Data excerpts:
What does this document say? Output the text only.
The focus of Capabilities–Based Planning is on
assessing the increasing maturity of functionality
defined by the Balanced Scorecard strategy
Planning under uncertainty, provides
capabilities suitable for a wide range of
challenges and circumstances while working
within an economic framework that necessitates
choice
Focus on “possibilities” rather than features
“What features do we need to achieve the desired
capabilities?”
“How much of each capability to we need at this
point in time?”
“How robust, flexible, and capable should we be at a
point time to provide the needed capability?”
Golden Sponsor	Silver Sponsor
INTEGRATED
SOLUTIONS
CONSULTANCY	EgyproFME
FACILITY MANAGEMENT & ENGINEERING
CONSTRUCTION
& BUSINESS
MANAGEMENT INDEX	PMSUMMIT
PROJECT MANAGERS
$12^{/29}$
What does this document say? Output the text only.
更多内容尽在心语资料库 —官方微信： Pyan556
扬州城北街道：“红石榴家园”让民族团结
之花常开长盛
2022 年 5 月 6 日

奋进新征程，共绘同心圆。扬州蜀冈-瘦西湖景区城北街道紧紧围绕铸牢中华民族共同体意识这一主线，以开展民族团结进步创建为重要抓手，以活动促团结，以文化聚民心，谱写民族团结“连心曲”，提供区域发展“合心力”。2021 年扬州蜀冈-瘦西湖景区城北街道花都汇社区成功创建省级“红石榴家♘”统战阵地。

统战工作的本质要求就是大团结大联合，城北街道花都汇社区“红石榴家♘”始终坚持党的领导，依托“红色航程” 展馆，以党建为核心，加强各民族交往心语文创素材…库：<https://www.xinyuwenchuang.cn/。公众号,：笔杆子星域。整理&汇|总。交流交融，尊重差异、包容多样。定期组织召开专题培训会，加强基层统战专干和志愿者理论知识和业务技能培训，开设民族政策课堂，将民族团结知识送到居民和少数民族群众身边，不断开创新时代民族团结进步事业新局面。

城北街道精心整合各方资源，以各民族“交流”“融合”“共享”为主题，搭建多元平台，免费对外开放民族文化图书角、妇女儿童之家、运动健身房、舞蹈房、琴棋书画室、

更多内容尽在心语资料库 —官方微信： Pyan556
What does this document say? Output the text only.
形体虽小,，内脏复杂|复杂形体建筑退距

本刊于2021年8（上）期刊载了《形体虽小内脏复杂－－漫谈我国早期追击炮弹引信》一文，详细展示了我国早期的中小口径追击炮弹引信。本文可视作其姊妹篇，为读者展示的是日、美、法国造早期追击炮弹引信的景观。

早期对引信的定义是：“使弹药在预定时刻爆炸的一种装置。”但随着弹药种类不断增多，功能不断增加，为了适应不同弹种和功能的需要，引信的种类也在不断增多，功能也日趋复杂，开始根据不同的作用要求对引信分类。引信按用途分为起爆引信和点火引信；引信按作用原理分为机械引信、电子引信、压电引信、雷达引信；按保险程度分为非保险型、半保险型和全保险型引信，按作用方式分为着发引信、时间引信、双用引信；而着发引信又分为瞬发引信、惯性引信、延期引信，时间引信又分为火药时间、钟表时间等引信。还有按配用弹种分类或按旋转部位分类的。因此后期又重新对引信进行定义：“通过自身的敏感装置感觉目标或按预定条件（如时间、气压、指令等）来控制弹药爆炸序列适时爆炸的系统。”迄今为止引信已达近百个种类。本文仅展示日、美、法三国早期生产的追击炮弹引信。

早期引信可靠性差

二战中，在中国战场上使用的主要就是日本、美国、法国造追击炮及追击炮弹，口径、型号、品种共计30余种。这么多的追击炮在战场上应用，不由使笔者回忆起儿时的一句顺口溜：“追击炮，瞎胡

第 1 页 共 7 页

* **SHORT TASK**
From the preceding material, extract every line exactly.

* **COMPLETED EXERCISE**
What does this document say? Output the text only.
The focus of Capabilities–Based Planning is on
assessing the increasing maturity of functionality
defined by the Balanced Scorecard strategy
Planning under uncertainty, provides
capabilities suitable for a wide range of
challenges and circumstances while working
within an economic framework that necessitates
choice
Focus on “possibilities” rather than features
“What features do we need to achieve the desired
capabilities?”
“How much of each capability to we need at this
point in time?”
“How robust, flexible, and capable should we be at a
point time to provide the needed capability?”
Golden Sponsor	Silver Sponsor
INTEGRATED
SOLUTIONS
CONSULTANCY	EgyproFME
FACILITY MANAGEMENT & ENGINEERING
CONSTRUCTION
& BUSINESS
MANAGEMENT INDEX	PMSUMMIT
PROJECT MANAGERS
$12^{/29}$
What does this document say? Output the text only.
更多内容尽在心语资料库 —官方微信： Pyan556
扬州城北街道：“红石榴家园”让民族团结
之花常开长盛
2022 年 5 月 6 日

奋进新征程，共绘同心圆。扬州蜀冈-瘦西湖景区城北街道紧紧围绕铸牢中华民族共同体意识这一主线，以开展民族团结进步创建为重要抓手，以活动促团结，以文化聚民心，谱写民族团结“连心曲”，提供区域发展“合心力”。2021 年扬州蜀冈-瘦西湖景区城北街道花都汇社区成功创建省级“红石榴家♘”统战阵地。

统战工作的本质要求就是大团结大联合，城北街道花都汇社区“红石榴家♘”始终坚持党的领导，依托“红色航程” 展馆，以党建为核心，加强各民族交往心语文创素材…库：<https://www.xinyuwenchuang.cn/。公众号,：笔杆子星域。整理&汇|总。交流交融，尊重差异、包容多样。定期组织召开专题培训会，加强基层统战专干和志愿者理论知识和业务技能培训，开设民族政策课堂，将民族团结知识送到居民和少数民族群众身边，不断开创新时代民族团结进步事业新局面。

城北街道精心整合各方资源，以各民族“交流”“融合”“共享”为主题，搭建多元平台，免费对外开放民族文化图书角、妇女儿童之家、运动健身房、舞蹈房、琴棋书画室、

更多内容尽在心语资料库 —官方微信： Pyan556
What does this document say? Output the text only.
形体虽小,，内脏复杂|复杂形体建筑退距

本刊于2021年8（上）期刊载了《形体虽小内脏复杂－－漫谈我国早期追击炮弹引信》一文，详细展示了我国早期的中小口径追击炮弹引信。本文可视作其姊妹篇，为读者展示的是日、美、法国造早期追击炮弹引信的景观。

早期对引信的定义是：“使弹药在预定时刻爆炸的一种装置。”但随着弹药种类不断增多，功能不断增加，为了适应不同弹种和功能的需要，引信的种类也在不断增多，功能也日趋复杂，开始根据不同的作用要求对引信分类。引信按用途分为起爆引信和点火引信；引信按作用原理分为机械引信、电子引信、压电引信、雷达引信；按保险程度分为非保险型、半保险型和全保险型引信，按作用方式分为着发引信、时间引信、双用引信；而着发引信又分为瞬发引信、惯性引信、延期引信，时间引信又分为火药时间、钟表时间等引信。还有按配用弹种分类或按旋转部位分类的。因此后期又重新对引信进行定义：“通过自身的敏感装置感觉目标或按预定条件（如时间、气压、指令等）来控制弹药爆炸序列适时爆炸的系统。”迄今为止引信已达近百个种类。本文仅展示日、美、法三国早期生产的追击炮弹引信。

早期引信可靠性差

二战中，在中国战场上使用的主要就是日本、美国、法国造追击炮及追击炮弹，口径、型号、品种共计30余种。这么多的追击炮在战场上应用，不由使笔者回忆起儿时的一句顺口溜：“追击炮，瞎胡

第 1 页 共 7 页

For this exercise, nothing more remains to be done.